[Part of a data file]
▶
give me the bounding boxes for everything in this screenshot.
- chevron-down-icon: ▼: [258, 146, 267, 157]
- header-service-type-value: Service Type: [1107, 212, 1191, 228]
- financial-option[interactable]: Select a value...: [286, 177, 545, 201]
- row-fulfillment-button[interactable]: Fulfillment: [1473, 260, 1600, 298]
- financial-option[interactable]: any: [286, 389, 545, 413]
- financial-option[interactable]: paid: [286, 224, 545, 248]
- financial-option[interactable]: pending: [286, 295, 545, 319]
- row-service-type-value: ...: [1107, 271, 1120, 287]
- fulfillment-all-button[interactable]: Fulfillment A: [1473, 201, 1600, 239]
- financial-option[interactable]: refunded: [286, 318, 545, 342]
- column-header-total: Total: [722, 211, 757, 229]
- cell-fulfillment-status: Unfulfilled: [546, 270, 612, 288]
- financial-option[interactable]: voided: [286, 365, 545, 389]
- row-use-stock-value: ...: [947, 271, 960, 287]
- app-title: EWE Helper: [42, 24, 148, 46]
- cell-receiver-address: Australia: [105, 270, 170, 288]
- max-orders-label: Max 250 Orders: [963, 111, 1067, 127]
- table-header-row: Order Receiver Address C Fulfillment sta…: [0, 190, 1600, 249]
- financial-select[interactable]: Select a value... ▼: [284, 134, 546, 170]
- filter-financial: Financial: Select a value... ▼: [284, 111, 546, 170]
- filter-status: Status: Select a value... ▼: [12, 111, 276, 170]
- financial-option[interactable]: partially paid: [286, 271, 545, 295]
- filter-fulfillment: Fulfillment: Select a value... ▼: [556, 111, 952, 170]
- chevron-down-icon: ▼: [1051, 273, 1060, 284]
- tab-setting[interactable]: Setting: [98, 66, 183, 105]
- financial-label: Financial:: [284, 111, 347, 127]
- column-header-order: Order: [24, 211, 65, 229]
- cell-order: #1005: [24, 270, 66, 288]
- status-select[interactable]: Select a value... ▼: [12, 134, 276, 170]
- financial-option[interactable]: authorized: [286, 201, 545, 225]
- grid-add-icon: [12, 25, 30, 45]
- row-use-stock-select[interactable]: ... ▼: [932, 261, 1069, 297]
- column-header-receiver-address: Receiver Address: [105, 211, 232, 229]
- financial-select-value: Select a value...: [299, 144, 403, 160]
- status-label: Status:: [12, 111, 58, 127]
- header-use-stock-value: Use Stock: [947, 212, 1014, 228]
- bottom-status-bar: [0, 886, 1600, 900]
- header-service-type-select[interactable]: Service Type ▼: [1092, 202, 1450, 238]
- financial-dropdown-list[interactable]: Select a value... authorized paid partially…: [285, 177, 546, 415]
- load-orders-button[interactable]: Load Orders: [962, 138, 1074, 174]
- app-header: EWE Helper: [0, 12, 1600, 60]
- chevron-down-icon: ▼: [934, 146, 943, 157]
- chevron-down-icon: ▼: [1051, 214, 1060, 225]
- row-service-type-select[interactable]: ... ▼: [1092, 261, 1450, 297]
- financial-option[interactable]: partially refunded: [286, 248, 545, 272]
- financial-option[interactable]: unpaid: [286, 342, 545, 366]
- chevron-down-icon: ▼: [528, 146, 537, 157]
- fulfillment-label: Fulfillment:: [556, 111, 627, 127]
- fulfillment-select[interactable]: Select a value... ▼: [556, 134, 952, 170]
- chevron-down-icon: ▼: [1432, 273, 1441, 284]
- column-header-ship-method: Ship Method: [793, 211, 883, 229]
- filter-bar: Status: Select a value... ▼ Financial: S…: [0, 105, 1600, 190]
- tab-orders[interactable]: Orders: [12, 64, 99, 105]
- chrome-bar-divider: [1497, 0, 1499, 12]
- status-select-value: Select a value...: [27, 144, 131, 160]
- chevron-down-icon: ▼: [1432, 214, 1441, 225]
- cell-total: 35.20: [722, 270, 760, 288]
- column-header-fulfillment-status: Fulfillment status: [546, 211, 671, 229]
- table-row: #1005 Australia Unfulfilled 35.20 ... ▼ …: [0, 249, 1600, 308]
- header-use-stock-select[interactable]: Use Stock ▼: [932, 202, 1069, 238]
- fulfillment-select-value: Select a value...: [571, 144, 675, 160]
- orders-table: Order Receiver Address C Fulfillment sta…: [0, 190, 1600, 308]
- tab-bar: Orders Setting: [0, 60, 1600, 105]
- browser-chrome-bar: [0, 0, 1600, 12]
◀
> [EXERCISE]: How many lines in the entries above contain the string "option"? Reply with the number only.

> [RESPONSE FOR THIS EXERCISE]: 10